---------- Page excerpt ----------

Both the B1 and B2 were built on what Bollinger called its E-Chassis; Bollinger stated in March 2020 the largely symmetric E-Chassis, which had double wishbone independent suspension at all four wheels, would be made available for commercial upfitters in 2021. In April 2020, Bollinger announced that serial production and sales of both B1 and B2 models would start in 2021 and showed renderings of a B2 chassis cab model, offering the cab section of the B2 in 2- and 4-door versions with a variety of wheelbases to accommodate a variety of commercial uses. In August 2020, the company headquarters moved from Ferndale to Oak Park, Michigan. 1,000 preorders were received for the B1 and B2 trucks by the fall, with interested potential owners paying a refundable US$1,000 deposit.

Also in August 2020, Bollinger showed renderings of the Deliver-E, a panel van designed for package delivery companies spanning multiple weight classes, from Class 2B to 5, and a choice of wheelbases. The Deliver-E does not use the E-Chassis and would include a variety of battery capacity options for the van-specific platform, which would be equipped with front-wheel drive.

In March 2021, Bollinger announced the B2 cutaway chassis cab and E-Chassis had been renamed to the B3 Chass-E Cab (with a 2-door cab) and Chass-E, respectively, and provided prices for rear-wheel drive, rear-wheel drive with dual rear wheels, and all-drive versions.

In mid-January 2022, the company announced a major shift in direction, postponing the development of its consumer models in favor of a commercial vehicle platform, saying it would refund B1 and B2 deposits. The Bollinger Commercial Platform for medium-duty Class 3-6 trucks is a rear-drive skateboard chassis with a leaf-sprung rear live axle and front double wishbone suspension that will be offered to upfitters, which will use the platform as the basis for tow trucks, trash trucks, buses and other commercial EVs. In May 2022, Roush Industries was announced as the manufacturing partner for the Commercial Platform and the Deliver-E van. In September 2022, renderings of the Commercial Platform-based Bollinger B4 cab-forward medium-duty Class 4 truck were unveiled.

---------- Extracted data ----------

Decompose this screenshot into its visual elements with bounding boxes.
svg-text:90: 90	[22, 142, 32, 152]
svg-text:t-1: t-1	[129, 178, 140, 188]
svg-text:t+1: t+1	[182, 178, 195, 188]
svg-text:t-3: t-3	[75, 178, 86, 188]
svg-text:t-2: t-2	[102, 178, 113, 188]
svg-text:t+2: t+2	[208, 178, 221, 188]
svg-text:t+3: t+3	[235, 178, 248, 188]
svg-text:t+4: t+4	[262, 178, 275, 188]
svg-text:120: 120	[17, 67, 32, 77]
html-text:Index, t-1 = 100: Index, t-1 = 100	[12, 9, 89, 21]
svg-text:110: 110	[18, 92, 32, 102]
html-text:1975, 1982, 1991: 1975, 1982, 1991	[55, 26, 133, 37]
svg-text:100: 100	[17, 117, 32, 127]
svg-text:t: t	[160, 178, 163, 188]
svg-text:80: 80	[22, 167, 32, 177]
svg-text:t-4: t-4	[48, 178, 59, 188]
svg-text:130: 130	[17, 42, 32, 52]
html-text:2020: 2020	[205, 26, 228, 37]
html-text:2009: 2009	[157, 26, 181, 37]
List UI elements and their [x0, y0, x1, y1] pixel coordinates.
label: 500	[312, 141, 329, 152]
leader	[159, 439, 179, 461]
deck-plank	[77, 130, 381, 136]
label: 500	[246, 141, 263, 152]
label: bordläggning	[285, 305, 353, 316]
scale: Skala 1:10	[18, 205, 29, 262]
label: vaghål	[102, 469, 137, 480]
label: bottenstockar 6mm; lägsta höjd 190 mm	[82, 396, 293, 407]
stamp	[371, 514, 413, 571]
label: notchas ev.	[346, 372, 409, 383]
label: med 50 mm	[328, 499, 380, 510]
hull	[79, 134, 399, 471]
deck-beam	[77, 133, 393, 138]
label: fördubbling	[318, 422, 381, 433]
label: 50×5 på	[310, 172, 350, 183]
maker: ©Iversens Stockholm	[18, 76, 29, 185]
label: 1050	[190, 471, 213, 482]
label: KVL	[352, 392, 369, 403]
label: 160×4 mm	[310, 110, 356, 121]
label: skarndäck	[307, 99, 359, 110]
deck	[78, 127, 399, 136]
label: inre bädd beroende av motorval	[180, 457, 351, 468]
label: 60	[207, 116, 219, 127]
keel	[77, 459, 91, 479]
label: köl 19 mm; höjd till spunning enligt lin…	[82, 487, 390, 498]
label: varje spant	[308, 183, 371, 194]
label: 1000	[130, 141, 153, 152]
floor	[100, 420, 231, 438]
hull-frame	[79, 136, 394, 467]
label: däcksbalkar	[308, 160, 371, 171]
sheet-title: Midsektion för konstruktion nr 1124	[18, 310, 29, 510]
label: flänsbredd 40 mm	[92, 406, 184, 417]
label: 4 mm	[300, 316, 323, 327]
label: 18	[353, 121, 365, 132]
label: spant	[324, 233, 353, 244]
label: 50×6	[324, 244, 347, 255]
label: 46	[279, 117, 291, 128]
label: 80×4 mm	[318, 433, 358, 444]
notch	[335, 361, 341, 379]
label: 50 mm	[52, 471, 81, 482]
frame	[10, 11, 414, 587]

----------

* Instructions to follow *
In the page excerpt about Bollinger, which company was announced in May 2022 as the manufacturing partner for the Commercial Platform and the Deliver-E van?

* Response for this exercise *
Roush Industries